(Dataset records)

· · · ·

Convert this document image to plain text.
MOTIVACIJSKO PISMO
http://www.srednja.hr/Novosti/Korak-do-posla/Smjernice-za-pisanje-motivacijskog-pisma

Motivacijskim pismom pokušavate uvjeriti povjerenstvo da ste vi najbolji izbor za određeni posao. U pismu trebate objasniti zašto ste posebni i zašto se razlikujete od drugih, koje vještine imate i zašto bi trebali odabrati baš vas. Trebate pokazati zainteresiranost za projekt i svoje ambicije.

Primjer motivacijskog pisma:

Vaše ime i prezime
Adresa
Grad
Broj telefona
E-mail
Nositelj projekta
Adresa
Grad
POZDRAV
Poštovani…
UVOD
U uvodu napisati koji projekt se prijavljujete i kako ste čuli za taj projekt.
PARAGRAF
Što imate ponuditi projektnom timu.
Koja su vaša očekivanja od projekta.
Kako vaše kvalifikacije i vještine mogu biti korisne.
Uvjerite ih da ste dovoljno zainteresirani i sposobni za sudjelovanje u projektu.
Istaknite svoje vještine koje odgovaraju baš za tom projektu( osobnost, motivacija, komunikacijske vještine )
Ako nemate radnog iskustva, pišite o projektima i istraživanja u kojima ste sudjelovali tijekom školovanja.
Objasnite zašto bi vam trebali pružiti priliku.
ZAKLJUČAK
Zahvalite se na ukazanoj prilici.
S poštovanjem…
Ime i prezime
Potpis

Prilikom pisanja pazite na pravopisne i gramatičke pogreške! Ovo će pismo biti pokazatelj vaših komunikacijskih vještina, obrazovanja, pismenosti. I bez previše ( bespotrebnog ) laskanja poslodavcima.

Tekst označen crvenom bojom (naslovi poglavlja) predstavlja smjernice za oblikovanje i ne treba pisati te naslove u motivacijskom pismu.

· · · ·

What the exercise asks:
Repeat all of the entries exactly.

Response:
Convert this document image to plain text.
MOTIVACIJSKO PISMO
http://www.srednja.hr/Novosti/Korak-do-posla/Smjernice-za-pisanje-motivacijskog-pisma

Motivacijskim pismom pokušavate uvjeriti povjerenstvo da ste vi najbolji izbor za određeni posao. U pismu trebate objasniti zašto ste posebni i zašto se razlikujete od drugih, koje vještine imate i zašto bi trebali odabrati baš vas. Trebate pokazati zainteresiranost za projekt i svoje ambicije.

Primjer motivacijskog pisma:

Vaše ime i prezime
Adresa
Grad
Broj telefona
E-mail
Nositelj projekta
Adresa
Grad
POZDRAV
Poštovani…
UVOD
U uvodu napisati koji projekt se prijavljujete i kako ste čuli za taj projekt.
PARAGRAF
Što imate ponuditi projektnom timu.
Koja su vaša očekivanja od projekta.
Kako vaše kvalifikacije i vještine mogu biti korisne.
Uvjerite ih da ste dovoljno zainteresirani i sposobni za sudjelovanje u projektu.
Istaknite svoje vještine koje odgovaraju baš za tom projektu( osobnost, motivacija, komunikacijske vještine )
Ako nemate radnog iskustva, pišite o projektima i istraživanja u kojima ste sudjelovali tijekom školovanja.
Objasnite zašto bi vam trebali pružiti priliku.
ZAKLJUČAK
Zahvalite se na ukazanoj prilici.
S poštovanjem…
Ime i prezime
Potpis

Prilikom pisanja pazite na pravopisne i gramatičke pogreške! Ovo će pismo biti pokazatelj vaših komunikacijskih vještina, obrazovanja, pismenosti. I bez previše ( bespotrebnog ) laskanja poslodavcima.

Tekst označen crvenom bojom (naslovi poglavlja) predstavlja smjernice za oblikovanje i ne treba pisati te naslove u motivacijskom pismu.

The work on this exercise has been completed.